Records

----------------

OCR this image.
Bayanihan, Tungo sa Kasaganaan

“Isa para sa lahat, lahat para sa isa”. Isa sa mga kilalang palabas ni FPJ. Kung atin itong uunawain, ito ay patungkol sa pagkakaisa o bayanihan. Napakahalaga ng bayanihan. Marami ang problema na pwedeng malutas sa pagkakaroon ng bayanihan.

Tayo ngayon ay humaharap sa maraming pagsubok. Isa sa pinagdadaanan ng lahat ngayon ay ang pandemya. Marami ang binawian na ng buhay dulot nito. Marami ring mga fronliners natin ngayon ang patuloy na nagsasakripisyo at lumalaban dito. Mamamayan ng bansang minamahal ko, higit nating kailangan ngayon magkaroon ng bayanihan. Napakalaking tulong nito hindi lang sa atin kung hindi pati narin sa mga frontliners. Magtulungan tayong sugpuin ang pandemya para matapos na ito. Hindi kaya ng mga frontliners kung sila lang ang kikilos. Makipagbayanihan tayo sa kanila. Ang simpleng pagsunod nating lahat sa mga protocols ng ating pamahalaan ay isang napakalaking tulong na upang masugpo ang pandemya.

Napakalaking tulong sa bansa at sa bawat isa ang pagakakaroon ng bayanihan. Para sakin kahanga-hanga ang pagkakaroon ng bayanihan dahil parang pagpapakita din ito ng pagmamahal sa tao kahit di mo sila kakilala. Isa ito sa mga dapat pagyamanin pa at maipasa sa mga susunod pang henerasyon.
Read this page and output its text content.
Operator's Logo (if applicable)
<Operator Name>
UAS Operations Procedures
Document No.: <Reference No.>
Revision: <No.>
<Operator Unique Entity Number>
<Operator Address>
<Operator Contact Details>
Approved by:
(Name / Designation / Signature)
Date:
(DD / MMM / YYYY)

----------------

## TASK INSTRUCTIONS
In the material above, find the lines that contain "Name" and show them.

## ANSWER TO THIS EXERCISE
<Operator Name>
(Name / Designation / Signature)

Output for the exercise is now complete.